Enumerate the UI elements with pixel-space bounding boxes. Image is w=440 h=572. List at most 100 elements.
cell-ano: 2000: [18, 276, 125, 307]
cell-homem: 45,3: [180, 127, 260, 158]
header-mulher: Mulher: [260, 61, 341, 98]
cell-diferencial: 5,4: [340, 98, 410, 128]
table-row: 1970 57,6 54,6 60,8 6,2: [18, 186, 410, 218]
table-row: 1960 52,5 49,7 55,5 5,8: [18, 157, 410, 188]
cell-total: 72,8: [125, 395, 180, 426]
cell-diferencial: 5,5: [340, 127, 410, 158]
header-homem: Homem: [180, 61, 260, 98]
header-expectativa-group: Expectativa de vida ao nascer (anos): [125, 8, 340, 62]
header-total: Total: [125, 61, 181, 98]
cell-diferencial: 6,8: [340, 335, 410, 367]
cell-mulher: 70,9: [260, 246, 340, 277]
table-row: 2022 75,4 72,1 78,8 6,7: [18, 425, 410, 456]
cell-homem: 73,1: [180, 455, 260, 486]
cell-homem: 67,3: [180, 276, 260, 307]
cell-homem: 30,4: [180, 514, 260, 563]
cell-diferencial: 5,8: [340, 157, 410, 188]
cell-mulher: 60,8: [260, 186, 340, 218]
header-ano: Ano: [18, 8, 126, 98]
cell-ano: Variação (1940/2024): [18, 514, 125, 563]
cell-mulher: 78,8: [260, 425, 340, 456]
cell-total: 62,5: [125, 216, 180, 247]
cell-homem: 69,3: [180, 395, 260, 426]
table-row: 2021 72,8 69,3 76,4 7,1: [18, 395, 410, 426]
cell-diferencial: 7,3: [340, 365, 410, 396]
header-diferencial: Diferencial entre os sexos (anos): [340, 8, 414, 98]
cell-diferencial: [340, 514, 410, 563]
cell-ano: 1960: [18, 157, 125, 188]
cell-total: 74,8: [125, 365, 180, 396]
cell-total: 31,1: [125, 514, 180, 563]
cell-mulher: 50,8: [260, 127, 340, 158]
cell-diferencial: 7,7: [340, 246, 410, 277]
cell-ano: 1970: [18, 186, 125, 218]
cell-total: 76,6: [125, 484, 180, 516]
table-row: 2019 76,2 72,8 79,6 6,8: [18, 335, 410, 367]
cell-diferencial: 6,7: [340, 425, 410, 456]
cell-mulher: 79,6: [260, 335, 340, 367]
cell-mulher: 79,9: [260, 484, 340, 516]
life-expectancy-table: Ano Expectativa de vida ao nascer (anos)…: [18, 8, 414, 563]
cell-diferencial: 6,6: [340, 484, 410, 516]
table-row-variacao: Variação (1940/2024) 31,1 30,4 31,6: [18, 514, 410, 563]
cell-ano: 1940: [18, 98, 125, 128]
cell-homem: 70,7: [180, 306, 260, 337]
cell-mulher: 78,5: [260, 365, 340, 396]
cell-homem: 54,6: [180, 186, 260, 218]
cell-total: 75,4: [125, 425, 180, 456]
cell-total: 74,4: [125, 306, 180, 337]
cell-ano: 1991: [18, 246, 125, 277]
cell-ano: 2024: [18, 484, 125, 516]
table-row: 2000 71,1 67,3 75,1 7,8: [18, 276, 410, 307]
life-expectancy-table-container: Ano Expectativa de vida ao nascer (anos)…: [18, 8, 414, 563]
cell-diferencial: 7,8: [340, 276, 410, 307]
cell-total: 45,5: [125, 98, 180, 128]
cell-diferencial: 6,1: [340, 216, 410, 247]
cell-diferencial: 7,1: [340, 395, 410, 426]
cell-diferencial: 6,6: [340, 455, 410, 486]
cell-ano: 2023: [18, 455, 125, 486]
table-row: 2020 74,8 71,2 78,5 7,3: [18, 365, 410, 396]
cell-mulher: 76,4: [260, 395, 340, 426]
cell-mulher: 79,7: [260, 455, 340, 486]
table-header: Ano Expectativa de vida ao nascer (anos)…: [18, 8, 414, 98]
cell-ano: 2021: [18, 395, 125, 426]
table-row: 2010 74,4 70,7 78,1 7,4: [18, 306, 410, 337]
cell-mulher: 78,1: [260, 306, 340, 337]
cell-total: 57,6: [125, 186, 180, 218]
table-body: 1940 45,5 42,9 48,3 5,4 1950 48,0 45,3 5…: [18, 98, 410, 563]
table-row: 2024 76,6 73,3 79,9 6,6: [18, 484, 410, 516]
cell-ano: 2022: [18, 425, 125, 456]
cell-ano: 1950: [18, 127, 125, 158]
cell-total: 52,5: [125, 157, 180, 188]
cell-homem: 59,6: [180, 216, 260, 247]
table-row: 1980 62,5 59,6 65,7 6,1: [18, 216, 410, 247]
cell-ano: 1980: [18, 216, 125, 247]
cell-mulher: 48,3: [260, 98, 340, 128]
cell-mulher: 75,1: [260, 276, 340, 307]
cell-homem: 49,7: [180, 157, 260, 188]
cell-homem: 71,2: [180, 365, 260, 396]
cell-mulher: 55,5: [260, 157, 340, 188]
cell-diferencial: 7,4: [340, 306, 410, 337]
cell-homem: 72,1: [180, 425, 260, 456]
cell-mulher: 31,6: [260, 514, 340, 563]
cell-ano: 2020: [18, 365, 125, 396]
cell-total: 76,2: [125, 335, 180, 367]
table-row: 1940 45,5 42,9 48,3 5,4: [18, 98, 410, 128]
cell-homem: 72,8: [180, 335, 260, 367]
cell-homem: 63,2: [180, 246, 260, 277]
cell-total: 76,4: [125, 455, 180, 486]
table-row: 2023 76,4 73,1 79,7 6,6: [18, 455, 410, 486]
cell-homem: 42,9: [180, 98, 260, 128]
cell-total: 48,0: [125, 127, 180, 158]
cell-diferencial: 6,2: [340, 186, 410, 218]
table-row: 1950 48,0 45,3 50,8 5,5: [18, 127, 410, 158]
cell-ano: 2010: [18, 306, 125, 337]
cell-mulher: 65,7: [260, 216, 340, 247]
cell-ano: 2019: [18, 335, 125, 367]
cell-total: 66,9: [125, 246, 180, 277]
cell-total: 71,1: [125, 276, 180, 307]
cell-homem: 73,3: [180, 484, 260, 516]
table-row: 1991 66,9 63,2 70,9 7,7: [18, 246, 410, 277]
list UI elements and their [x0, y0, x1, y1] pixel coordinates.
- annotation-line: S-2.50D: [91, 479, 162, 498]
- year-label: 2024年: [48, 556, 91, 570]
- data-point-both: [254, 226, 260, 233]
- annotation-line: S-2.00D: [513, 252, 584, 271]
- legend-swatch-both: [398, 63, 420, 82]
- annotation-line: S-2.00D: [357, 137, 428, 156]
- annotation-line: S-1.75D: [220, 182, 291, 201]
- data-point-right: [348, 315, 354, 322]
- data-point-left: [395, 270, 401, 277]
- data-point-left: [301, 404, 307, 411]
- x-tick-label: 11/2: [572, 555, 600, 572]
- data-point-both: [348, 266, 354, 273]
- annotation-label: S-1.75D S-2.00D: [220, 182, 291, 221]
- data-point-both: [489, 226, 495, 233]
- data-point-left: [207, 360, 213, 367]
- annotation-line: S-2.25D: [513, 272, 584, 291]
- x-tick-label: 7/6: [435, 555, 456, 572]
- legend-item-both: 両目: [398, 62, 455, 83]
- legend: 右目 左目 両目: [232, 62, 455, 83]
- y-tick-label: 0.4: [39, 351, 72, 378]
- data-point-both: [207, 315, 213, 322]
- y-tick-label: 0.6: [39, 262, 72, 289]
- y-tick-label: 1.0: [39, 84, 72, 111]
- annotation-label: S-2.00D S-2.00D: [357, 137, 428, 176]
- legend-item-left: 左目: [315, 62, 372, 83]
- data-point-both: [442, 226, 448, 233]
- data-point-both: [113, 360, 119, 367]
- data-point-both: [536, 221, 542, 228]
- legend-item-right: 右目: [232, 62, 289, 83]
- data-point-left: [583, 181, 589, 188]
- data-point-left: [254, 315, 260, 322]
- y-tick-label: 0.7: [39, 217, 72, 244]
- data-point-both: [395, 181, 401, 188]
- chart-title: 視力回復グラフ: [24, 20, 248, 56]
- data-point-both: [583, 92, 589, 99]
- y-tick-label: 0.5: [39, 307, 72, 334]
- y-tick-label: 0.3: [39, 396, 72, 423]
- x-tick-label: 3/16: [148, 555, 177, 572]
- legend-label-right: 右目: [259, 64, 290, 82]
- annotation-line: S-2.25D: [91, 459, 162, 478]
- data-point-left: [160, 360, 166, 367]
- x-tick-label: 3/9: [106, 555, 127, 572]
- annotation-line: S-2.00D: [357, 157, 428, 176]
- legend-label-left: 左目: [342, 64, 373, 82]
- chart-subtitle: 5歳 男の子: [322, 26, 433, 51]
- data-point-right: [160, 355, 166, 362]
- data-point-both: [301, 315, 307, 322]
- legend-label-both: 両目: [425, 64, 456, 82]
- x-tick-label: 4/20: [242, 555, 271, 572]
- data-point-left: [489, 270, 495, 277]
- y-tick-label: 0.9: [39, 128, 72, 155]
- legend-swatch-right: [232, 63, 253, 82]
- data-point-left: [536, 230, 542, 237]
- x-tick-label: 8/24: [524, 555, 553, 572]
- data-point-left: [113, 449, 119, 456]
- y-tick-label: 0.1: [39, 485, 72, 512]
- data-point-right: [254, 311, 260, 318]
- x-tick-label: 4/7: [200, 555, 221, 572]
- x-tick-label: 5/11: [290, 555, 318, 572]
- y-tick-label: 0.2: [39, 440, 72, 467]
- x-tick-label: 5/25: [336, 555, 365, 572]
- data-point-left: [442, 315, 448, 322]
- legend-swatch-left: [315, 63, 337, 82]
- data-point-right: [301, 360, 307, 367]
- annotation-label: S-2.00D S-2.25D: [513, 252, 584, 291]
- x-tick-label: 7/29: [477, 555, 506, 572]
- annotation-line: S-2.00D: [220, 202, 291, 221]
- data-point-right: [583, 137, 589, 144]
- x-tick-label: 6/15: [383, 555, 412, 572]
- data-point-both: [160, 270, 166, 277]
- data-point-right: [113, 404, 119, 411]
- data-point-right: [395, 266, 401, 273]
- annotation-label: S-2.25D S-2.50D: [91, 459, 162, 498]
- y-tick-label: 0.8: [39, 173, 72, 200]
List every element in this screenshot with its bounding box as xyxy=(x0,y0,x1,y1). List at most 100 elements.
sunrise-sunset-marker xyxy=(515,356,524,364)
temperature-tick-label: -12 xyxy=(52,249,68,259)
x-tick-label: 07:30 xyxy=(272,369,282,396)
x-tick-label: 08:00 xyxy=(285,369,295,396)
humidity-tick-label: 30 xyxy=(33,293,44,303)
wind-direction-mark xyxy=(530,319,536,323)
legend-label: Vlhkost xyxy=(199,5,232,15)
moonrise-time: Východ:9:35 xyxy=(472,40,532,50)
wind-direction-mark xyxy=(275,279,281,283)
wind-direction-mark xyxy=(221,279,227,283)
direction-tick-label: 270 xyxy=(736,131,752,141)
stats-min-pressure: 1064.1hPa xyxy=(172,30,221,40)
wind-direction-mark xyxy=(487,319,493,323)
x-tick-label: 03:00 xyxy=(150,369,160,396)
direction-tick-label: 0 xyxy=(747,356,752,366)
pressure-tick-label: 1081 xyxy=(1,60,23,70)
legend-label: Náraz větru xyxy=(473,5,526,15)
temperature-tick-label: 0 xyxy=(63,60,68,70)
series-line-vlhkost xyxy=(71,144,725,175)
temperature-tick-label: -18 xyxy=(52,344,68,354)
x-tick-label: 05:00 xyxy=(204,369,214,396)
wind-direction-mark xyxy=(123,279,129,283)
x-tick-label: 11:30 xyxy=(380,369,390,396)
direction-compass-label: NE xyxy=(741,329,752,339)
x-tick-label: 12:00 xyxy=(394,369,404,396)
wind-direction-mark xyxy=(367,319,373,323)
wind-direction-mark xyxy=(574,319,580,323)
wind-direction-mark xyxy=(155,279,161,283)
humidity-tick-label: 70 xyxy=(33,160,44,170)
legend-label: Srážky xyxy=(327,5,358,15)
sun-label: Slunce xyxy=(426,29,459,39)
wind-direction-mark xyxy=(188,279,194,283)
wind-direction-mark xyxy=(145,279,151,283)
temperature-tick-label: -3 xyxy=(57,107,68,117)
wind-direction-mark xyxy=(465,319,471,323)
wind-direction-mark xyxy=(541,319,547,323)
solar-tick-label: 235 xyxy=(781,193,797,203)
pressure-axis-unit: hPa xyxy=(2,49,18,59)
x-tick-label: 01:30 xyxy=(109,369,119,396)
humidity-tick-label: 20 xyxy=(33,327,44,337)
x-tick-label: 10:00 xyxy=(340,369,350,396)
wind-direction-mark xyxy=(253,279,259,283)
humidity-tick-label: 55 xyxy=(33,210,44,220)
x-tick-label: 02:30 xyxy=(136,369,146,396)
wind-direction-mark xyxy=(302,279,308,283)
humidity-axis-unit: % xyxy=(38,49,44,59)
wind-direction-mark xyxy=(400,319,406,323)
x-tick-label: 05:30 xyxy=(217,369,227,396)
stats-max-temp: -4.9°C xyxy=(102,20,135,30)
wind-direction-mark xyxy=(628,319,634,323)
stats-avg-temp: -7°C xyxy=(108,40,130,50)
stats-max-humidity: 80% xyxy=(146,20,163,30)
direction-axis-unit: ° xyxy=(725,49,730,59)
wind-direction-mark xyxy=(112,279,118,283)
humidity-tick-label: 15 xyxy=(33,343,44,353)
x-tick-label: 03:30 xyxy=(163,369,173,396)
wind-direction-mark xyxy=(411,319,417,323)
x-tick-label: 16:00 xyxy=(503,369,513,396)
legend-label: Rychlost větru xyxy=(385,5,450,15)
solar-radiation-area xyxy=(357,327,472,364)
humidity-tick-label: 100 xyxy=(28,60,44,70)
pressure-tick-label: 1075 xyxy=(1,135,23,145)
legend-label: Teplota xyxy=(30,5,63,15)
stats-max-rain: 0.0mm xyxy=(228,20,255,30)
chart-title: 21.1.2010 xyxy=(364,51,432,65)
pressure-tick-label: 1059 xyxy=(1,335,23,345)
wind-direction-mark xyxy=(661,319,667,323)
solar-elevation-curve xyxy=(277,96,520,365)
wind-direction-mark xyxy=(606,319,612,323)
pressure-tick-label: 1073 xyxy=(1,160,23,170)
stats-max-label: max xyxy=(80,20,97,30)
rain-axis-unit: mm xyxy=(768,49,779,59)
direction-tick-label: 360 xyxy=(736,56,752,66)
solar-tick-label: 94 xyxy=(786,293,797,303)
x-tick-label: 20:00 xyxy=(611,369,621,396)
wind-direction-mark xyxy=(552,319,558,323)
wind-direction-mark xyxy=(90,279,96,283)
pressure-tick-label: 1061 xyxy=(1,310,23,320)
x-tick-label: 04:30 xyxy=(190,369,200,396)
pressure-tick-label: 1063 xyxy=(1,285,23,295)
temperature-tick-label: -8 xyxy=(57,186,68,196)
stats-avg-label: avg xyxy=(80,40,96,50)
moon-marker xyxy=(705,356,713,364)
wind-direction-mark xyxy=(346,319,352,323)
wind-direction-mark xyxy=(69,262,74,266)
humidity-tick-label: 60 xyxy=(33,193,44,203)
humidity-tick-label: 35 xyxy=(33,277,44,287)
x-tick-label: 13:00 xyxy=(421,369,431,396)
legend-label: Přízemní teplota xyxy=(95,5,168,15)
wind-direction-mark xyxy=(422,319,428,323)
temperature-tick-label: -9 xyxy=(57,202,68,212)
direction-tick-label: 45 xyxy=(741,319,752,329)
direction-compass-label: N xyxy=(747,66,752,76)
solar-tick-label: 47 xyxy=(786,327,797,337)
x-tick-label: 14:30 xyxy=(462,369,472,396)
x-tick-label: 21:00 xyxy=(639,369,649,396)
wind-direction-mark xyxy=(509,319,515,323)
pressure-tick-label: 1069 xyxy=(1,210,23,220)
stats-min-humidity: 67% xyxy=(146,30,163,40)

-.-.-

Problem to work on: Copy the rows above word for word, starting at the very first line and ending at the line that contains "cell-mulher: 78,8: [260, 425, 340, 456]".

Solution:
Enumerate the UI elements with pixel-space bounding boxes. Image is w=440 h=572. List at most 100 elements.
cell-ano: 2000: [18, 276, 125, 307]
cell-homem: 45,3: [180, 127, 260, 158]
header-mulher: Mulher: [260, 61, 341, 98]
cell-diferencial: 5,4: [340, 98, 410, 128]
table-row: 1970 57,6 54,6 60,8 6,2: [18, 186, 410, 218]
table-row: 1960 52,5 49,7 55,5 5,8: [18, 157, 410, 188]
cell-total: 72,8: [125, 395, 180, 426]
cell-diferencial: 5,5: [340, 127, 410, 158]
header-homem: Homem: [180, 61, 260, 98]
header-expectativa-group: Expectativa de vida ao nascer (anos): [125, 8, 340, 62]
header-total: Total: [125, 61, 181, 98]
cell-diferencial: 6,8: [340, 335, 410, 367]
cell-mulher: 70,9: [260, 246, 340, 277]
table-row: 2022 75,4 72,1 78,8 6,7: [18, 425, 410, 456]
cell-homem: 73,1: [180, 455, 260, 486]
cell-homem: 67,3: [180, 276, 260, 307]
cell-homem: 30,4: [180, 514, 260, 563]
cell-diferencial: 5,8: [340, 157, 410, 188]
cell-mulher: 60,8: [260, 186, 340, 218]
header-ano: Ano: [18, 8, 126, 98]
cell-ano: Variação (1940/2024): [18, 514, 125, 563]
cell-mulher: 78,8: [260, 425, 340, 456]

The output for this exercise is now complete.